- _PROBLEM TO WORK ON_
Reproduce each of the entries below verbatim, from the first line to the last, with no changes.

- _Dataset items_
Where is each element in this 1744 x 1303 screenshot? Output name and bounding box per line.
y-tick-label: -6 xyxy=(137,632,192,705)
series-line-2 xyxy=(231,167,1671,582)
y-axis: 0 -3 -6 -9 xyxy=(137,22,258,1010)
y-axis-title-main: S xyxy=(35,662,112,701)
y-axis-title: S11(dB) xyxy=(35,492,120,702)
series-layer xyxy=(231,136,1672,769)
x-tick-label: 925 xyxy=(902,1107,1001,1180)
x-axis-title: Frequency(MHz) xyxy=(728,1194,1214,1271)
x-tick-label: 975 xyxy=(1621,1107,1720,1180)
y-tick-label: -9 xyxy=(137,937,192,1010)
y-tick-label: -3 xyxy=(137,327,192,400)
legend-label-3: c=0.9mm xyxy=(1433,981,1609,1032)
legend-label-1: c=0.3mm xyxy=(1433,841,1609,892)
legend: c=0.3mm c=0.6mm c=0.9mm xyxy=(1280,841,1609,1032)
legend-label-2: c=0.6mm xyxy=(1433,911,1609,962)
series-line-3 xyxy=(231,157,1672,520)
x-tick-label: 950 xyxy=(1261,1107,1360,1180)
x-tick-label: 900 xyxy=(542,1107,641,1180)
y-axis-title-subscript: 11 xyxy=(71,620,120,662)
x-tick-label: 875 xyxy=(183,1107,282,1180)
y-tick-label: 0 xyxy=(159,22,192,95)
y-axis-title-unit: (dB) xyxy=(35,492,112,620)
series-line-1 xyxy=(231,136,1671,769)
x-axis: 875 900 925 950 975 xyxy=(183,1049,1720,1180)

- _ANSWER BELOW_
Where is each element in this 1744 x 1303 screenshot? Output name and bounding box per line.
y-tick-label: -6 xyxy=(137,632,192,705)
series-line-2 xyxy=(231,167,1671,582)
y-axis: 0 -3 -6 -9 xyxy=(137,22,258,1010)
y-axis-title-main: S xyxy=(35,662,112,701)
y-axis-title: S11(dB) xyxy=(35,492,120,702)
series-layer xyxy=(231,136,1672,769)
x-tick-label: 925 xyxy=(902,1107,1001,1180)
x-axis-title: Frequency(MHz) xyxy=(728,1194,1214,1271)
x-tick-label: 975 xyxy=(1621,1107,1720,1180)
y-tick-label: -9 xyxy=(137,937,192,1010)
y-tick-label: -3 xyxy=(137,327,192,400)
legend-label-3: c=0.9mm xyxy=(1433,981,1609,1032)
legend-label-1: c=0.3mm xyxy=(1433,841,1609,892)
legend: c=0.3mm c=0.6mm c=0.9mm xyxy=(1280,841,1609,1032)
legend-label-2: c=0.6mm xyxy=(1433,911,1609,962)
series-line-3 xyxy=(231,157,1672,520)
x-tick-label: 950 xyxy=(1261,1107,1360,1180)
x-tick-label: 900 xyxy=(542,1107,641,1180)
y-axis-title-subscript: 11 xyxy=(71,620,120,662)
x-tick-label: 875 xyxy=(183,1107,282,1180)
y-tick-label: 0 xyxy=(159,22,192,95)
y-axis-title-unit: (dB) xyxy=(35,492,112,620)
series-line-1 xyxy=(231,136,1671,769)
x-axis: 875 900 925 950 975 xyxy=(183,1049,1720,1180)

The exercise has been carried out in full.